### Data for this exercise
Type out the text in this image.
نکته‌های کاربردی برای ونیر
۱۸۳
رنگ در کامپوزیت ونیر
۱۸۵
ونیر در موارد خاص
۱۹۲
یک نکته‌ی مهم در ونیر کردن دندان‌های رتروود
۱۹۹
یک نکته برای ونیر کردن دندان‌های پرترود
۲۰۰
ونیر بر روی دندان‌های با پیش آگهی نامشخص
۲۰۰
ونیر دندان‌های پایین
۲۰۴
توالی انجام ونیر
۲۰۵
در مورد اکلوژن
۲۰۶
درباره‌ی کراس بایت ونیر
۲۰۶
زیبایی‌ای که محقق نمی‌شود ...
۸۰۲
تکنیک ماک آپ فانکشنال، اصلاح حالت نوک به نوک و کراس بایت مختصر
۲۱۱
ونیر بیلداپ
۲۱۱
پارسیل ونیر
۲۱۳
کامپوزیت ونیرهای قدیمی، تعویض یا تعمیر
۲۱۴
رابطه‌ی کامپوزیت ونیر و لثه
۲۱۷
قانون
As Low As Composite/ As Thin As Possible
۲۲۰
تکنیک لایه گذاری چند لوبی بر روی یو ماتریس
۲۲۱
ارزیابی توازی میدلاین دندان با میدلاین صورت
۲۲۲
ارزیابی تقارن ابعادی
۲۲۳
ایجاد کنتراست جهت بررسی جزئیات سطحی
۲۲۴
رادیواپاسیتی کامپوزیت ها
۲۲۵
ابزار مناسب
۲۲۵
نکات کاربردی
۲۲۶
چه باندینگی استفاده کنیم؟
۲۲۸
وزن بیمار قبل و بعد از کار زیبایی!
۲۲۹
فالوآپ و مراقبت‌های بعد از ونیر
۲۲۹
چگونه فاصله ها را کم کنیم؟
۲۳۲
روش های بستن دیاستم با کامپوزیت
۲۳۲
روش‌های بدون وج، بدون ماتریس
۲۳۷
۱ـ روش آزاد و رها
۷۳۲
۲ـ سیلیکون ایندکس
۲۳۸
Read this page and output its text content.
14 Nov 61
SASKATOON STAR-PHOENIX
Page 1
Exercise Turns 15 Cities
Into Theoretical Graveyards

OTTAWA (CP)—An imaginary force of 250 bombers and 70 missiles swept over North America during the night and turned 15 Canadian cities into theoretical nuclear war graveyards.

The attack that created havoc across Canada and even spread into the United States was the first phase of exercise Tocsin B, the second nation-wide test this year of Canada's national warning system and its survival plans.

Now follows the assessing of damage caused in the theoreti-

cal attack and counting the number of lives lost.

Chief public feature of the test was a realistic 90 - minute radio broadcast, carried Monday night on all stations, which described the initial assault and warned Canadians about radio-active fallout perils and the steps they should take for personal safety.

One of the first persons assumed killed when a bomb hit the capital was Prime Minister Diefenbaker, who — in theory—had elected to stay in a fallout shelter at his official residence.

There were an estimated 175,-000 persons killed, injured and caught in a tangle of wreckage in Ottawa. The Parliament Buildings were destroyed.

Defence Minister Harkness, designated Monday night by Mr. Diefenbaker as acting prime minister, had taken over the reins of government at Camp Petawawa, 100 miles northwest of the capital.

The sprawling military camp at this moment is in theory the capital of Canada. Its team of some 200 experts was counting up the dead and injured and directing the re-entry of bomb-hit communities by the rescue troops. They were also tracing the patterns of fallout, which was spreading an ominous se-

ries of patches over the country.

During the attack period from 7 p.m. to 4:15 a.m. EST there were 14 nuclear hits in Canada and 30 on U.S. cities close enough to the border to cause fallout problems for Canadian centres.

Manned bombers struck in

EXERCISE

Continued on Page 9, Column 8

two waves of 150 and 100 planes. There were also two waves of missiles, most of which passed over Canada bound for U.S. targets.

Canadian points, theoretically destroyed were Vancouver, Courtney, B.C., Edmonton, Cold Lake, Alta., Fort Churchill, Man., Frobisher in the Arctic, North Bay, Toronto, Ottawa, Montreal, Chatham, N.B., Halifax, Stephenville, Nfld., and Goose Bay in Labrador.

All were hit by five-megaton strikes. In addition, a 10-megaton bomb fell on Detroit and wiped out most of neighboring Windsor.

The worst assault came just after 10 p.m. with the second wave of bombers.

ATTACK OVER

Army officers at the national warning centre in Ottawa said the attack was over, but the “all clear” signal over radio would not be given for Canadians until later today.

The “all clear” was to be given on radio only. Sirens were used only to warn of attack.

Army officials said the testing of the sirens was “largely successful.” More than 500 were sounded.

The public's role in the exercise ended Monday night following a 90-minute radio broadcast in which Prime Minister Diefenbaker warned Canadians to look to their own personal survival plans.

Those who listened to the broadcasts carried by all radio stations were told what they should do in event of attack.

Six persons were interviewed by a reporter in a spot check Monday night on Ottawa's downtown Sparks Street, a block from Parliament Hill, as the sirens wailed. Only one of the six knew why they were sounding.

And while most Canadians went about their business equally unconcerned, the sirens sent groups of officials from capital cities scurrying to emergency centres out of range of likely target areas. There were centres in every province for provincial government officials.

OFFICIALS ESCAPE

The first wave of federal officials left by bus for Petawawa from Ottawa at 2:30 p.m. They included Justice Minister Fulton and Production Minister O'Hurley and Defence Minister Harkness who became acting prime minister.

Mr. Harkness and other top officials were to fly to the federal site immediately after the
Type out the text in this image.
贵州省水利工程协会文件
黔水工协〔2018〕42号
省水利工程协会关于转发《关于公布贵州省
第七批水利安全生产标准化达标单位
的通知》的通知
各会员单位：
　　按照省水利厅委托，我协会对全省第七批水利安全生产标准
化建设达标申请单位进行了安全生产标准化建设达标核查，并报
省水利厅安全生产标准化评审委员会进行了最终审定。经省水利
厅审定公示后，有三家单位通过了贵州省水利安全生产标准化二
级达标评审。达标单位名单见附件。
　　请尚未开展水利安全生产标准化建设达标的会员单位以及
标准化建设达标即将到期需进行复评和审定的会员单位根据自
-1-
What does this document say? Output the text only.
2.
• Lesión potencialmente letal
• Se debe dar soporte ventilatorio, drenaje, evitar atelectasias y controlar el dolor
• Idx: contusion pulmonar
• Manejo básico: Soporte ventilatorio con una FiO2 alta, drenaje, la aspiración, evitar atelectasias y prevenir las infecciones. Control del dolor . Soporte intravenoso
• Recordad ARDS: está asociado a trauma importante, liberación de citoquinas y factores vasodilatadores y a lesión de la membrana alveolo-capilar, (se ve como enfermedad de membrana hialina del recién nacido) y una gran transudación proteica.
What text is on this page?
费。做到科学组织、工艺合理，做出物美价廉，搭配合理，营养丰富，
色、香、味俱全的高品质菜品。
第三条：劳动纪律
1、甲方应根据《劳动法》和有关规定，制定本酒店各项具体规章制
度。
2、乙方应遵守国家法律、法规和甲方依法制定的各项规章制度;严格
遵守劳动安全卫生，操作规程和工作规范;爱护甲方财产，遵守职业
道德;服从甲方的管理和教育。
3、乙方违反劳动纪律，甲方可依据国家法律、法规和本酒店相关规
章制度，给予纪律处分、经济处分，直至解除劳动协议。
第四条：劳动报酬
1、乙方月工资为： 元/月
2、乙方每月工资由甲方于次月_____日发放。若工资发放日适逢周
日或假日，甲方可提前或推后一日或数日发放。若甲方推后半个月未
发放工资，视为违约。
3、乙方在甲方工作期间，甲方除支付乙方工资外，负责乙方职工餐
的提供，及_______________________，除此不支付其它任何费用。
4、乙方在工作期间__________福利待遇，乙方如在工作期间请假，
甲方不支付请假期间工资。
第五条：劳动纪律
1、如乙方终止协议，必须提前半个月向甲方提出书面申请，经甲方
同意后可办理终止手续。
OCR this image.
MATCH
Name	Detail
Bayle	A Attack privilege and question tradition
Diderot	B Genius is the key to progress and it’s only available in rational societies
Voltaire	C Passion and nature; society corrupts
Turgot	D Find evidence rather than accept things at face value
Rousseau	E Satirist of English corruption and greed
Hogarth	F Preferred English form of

### The request
Using the listing, say how many lines include the word "warning", and add nothing else.

### Reply
2